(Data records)
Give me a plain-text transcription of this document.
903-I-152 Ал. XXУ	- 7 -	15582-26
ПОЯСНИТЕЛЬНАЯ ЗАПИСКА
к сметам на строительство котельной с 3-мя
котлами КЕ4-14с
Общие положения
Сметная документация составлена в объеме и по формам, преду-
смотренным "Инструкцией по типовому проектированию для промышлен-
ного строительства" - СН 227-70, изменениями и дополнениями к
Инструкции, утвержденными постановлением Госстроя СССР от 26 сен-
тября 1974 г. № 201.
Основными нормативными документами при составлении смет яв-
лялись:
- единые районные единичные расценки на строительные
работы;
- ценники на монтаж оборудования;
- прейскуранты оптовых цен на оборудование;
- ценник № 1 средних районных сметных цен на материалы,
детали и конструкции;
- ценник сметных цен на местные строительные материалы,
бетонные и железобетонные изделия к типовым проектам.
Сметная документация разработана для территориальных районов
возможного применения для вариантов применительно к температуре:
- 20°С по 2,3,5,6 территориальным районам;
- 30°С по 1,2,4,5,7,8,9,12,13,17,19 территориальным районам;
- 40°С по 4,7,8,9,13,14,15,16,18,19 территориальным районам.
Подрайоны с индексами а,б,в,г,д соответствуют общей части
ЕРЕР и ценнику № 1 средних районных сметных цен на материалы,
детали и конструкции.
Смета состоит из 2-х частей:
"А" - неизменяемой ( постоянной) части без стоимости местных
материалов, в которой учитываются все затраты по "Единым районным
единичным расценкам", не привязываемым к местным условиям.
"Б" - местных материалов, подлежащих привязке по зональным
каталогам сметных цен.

PROBLEM — Please output the entire listing exactly as it stands.

ANSWER TO THIS TASK —
Give me a plain-text transcription of this document.
903-I-152 Ал. XXУ	- 7 -	15582-26
ПОЯСНИТЕЛЬНАЯ ЗАПИСКА
к сметам на строительство котельной с 3-мя
котлами КЕ4-14с
Общие положения
Сметная документация составлена в объеме и по формам, преду-
смотренным "Инструкцией по типовому проектированию для промышлен-
ного строительства" - СН 227-70, изменениями и дополнениями к
Инструкции, утвержденными постановлением Госстроя СССР от 26 сен-
тября 1974 г. № 201.
Основными нормативными документами при составлении смет яв-
лялись:
- единые районные единичные расценки на строительные
работы;
- ценники на монтаж оборудования;
- прейскуранты оптовых цен на оборудование;
- ценник № 1 средних районных сметных цен на материалы,
детали и конструкции;
- ценник сметных цен на местные строительные материалы,
бетонные и железобетонные изделия к типовым проектам.
Сметная документация разработана для территориальных районов
возможного применения для вариантов применительно к температуре:
- 20°С по 2,3,5,6 территориальным районам;
- 30°С по 1,2,4,5,7,8,9,12,13,17,19 территориальным районам;
- 40°С по 4,7,8,9,13,14,15,16,18,19 территориальным районам.
Подрайоны с индексами а,б,в,г,д соответствуют общей части
ЕРЕР и ценнику № 1 средних районных сметных цен на материалы,
детали и конструкции.
Смета состоит из 2-х частей:
"А" - неизменяемой ( постоянной) части без стоимости местных
материалов, в которой учитываются все затраты по "Единым районным
единичным расценкам", не привязываемым к местным условиям.
"Б" - местных материалов, подлежащих привязке по зональным
каталогам сметных цен.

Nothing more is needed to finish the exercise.